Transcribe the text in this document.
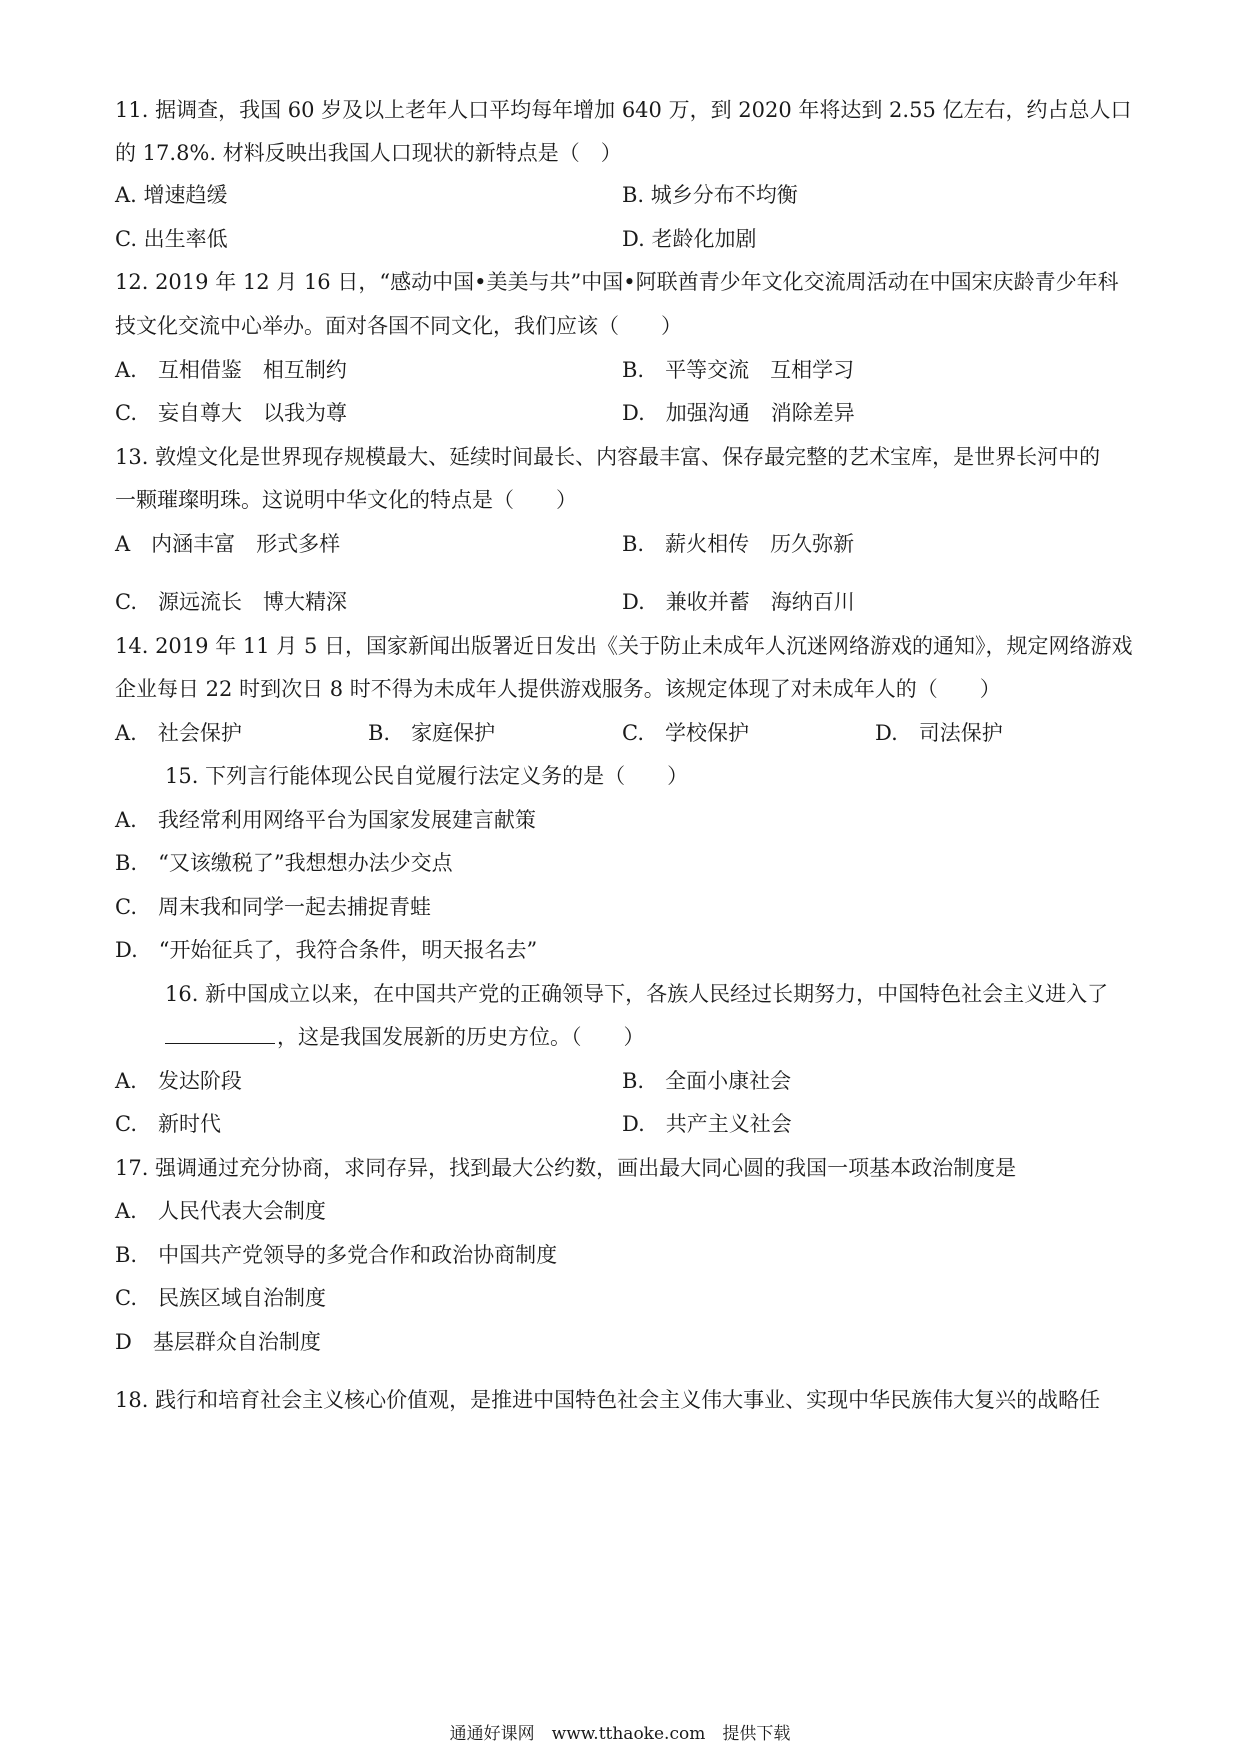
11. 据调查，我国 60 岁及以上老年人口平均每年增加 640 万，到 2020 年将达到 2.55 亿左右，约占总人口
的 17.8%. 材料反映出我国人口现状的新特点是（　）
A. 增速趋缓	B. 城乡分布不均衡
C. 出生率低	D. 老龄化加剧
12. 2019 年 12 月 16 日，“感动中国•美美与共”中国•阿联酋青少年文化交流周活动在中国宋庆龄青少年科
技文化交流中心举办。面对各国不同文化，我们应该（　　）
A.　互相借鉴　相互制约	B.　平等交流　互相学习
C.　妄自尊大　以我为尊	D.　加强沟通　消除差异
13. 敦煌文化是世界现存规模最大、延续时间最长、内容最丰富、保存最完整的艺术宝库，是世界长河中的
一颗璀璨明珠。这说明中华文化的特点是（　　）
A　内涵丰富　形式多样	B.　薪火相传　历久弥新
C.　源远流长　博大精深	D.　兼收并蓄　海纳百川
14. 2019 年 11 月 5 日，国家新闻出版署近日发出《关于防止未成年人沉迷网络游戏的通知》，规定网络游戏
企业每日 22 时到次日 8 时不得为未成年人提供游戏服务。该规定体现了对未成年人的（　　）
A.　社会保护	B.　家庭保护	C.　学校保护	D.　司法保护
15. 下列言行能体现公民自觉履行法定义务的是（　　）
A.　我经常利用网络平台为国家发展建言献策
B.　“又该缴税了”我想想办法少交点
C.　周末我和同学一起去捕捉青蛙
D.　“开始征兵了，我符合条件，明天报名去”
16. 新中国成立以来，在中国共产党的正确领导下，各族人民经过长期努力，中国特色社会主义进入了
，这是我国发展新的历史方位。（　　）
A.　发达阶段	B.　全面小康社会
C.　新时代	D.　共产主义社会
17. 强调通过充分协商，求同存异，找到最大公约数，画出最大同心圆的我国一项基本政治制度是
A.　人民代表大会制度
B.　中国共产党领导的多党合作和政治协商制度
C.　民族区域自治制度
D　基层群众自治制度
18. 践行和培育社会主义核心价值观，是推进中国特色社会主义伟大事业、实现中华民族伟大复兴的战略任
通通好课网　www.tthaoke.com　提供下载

**What the exercise asks:** Set down every entry word for word, but omit the pictures.

**Task solution:**
Transcribe the text in this document.
11. 据调查，我国 60 岁及以上老年人口平均每年增加 640 万，到 2020 年将达到 2.55 亿左右，约占总人口
的 17.8%. 材料反映出我国人口现状的新特点是（　）
A. 增速趋缓	B. 城乡分布不均衡
C. 出生率低	D. 老龄化加剧
12. 2019 年 12 月 16 日，“感动中国•美美与共”中国•阿联酋青少年文化交流周活动在中国宋庆龄青少年科
技文化交流中心举办。面对各国不同文化，我们应该（　　）
A.　互相借鉴　相互制约	B.　平等交流　互相学习
C.　妄自尊大　以我为尊	D.　加强沟通　消除差异
13. 敦煌文化是世界现存规模最大、延续时间最长、内容最丰富、保存最完整的艺术宝库，是世界长河中的
一颗璀璨明珠。这说明中华文化的特点是（　　）
A　内涵丰富　形式多样	B.　薪火相传　历久弥新
C.　源远流长　博大精深	D.　兼收并蓄　海纳百川
14. 2019 年 11 月 5 日，国家新闻出版署近日发出《关于防止未成年人沉迷网络游戏的通知》，规定网络游戏
企业每日 22 时到次日 8 时不得为未成年人提供游戏服务。该规定体现了对未成年人的（　　）
A.　社会保护	B.　家庭保护	C.　学校保护	D.　司法保护
15. 下列言行能体现公民自觉履行法定义务的是（　　）
A.　我经常利用网络平台为国家发展建言献策
B.　“又该缴税了”我想想办法少交点
C.　周末我和同学一起去捕捉青蛙
D.　“开始征兵了，我符合条件，明天报名去”
16. 新中国成立以来，在中国共产党的正确领导下，各族人民经过长期努力，中国特色社会主义进入了
，这是我国发展新的历史方位。（　　）
A.　发达阶段	B.　全面小康社会
C.　新时代	D.　共产主义社会
17. 强调通过充分协商，求同存异，找到最大公约数，画出最大同心圆的我国一项基本政治制度是
A.　人民代表大会制度
B.　中国共产党领导的多党合作和政治协商制度
C.　民族区域自治制度
D　基层群众自治制度
18. 践行和培育社会主义核心价值观，是推进中国特色社会主义伟大事业、实现中华民族伟大复兴的战略任
通通好课网　www.tthaoke.com　提供下载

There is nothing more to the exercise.